Items listed in a dataset
==============================
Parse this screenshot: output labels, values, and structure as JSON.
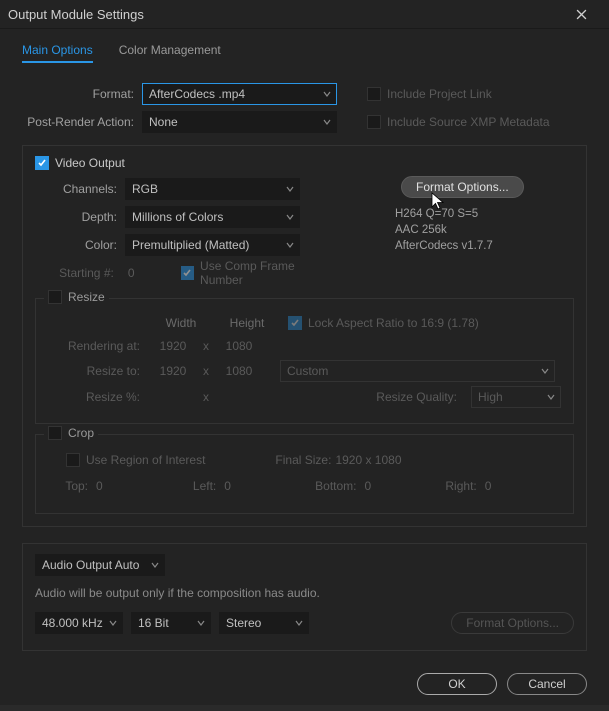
{
  "window": {
    "title": "Output Module Settings"
  },
  "tabs": {
    "main": "Main Options",
    "color": "Color Management"
  },
  "top": {
    "format_label": "Format:",
    "format_value": "AfterCodecs .mp4",
    "action_label": "Post-Render Action:",
    "action_value": "None",
    "include_link": "Include Project Link",
    "include_xmp": "Include Source XMP Metadata"
  },
  "video": {
    "header": "Video Output",
    "channels_label": "Channels:",
    "channels_value": "RGB",
    "depth_label": "Depth:",
    "depth_value": "Millions of Colors",
    "color_label": "Color:",
    "color_value": "Premultiplied (Matted)",
    "start_label": "Starting #:",
    "start_value": "0",
    "use_comp": "Use Comp Frame Number",
    "format_options": "Format Options...",
    "codec_line1": "H264 Q=70 S=5",
    "codec_line2": "AAC 256k",
    "codec_line3": "AfterCodecs v1.7.7"
  },
  "resize": {
    "header": "Resize",
    "width": "Width",
    "height": "Height",
    "lock": "Lock Aspect Ratio to 16:9 (1.78)",
    "rendering_at": "Rendering at:",
    "resize_to": "Resize to:",
    "resize_pct": "Resize %:",
    "w": "1920",
    "x": "x",
    "h": "1080",
    "custom": "Custom",
    "quality_label": "Resize Quality:",
    "quality_value": "High"
  },
  "crop": {
    "header": "Crop",
    "use_region": "Use Region of Interest",
    "final_size_label": "Final Size:",
    "final_size_value": "1920 x 1080",
    "top": "Top:",
    "left": "Left:",
    "bottom": "Bottom:",
    "right": "Right:",
    "zero": "0"
  },
  "audio": {
    "mode": "Audio Output Auto",
    "note": "Audio will be output only if the composition has audio.",
    "rate": "48.000 kHz",
    "bit": "16 Bit",
    "ch": "Stereo",
    "format_options": "Format Options..."
  },
  "footer": {
    "ok": "OK",
    "cancel": "Cancel"
  }
}
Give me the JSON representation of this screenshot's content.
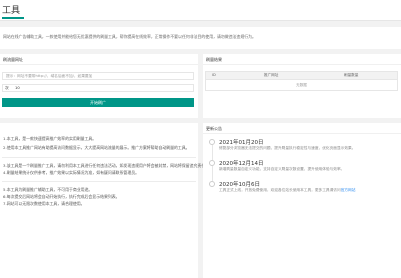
{
  "app": {
    "title": "工具"
  },
  "intro": "网站在线广告辅助工具，一款使用并能给您无优惠提供的刷量工具，帮你提高在线效率，正常操作不要以任何非法目的使用，请勿做违法违规行为。",
  "form": {
    "card_title": "刷流量网址",
    "url_placeholder": "提示：网址不要带http://，域名后面不加/，如果要加",
    "count_prefix": "次",
    "count_value": "10",
    "submit_label": "开始刷广"
  },
  "results": {
    "card_title": "刷量结果",
    "columns": [
      "ID",
      "推广网址",
      "刷量数量"
    ],
    "empty_text": "无数据"
  },
  "tips": [
    "1.本工具，是一款快速提高推广效率的实用刷量工具。",
    "2.使用本工具推广网站有助提高访问数据显示，大大提高网站流量的展示。推广方案将帮助自动刷量的工具。",
    "3.该工具是一个刷量推广工具，请勿利用本工具进行任何违法活动，如发现违规用户将会被封禁，网站将保留追究责任的权利。",
    "4.刷量结果统计仅供参考，推广效果以实际情况为准，如有疑问请联系管理员。",
    "5.本工具为刷量推广辅助工具，不可用于商业用途。",
    "6.每次提交后网站将会自动开始执行，执行完成后会显示结果列表。",
    "7.网站可以无限次数使用本工具，请合理使用。"
  ],
  "log": {
    "card_title": "更新公告",
    "entries": [
      {
        "date": "2021年01月20日",
        "text": "修复部分浏览器无法提交的问题，提升刷量执行稳定性与速度，优化页面显示效果。",
        "link": ""
      },
      {
        "date": "2020年12月14日",
        "text": "新增刷量数量自定义功能，支持自定义刷量次数设置，提升使用体验与效率。",
        "link": ""
      },
      {
        "date": "2020年10月6日",
        "text": "工具正式上线，开放免费使用，欢迎各位站长使用本工具，更多工具请访问",
        "link": "官方网站"
      }
    ]
  }
}
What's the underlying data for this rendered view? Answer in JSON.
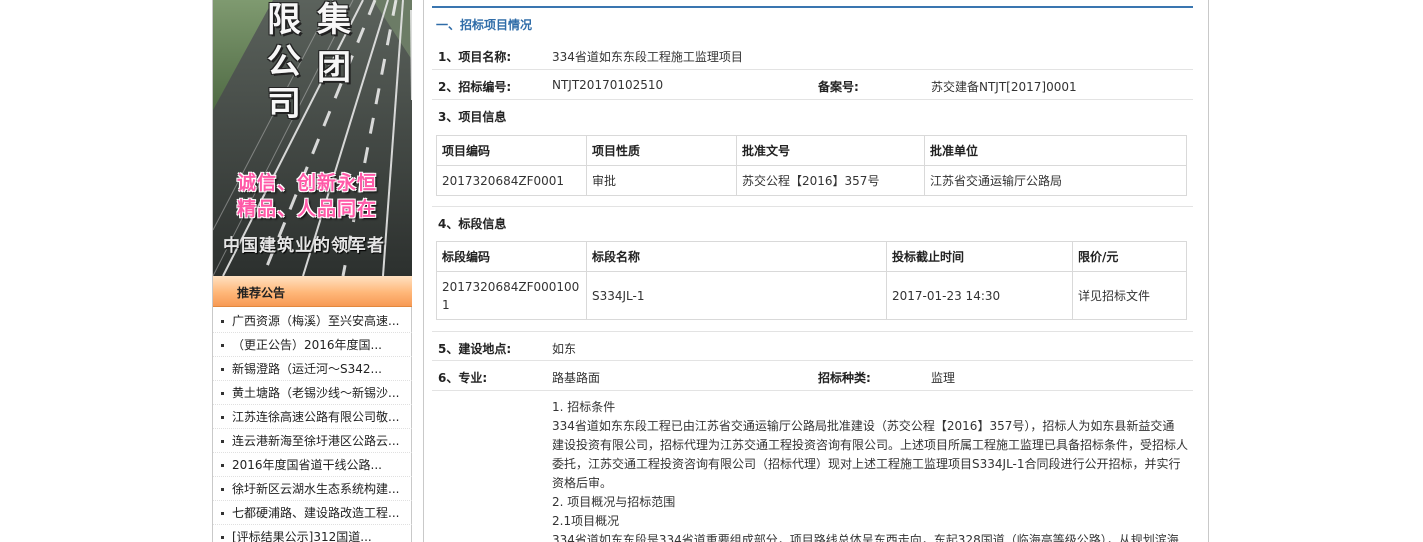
==============================
▶ **What to produce**:
Copy out each line that contains the word "JSON".

▶ **The response**:
Parse this screenshot: output labels, values, and structure as JSON.
Give me the JSON representation of this screenshot's content.
What's the underlying data for this rendered view? Answer in JSON.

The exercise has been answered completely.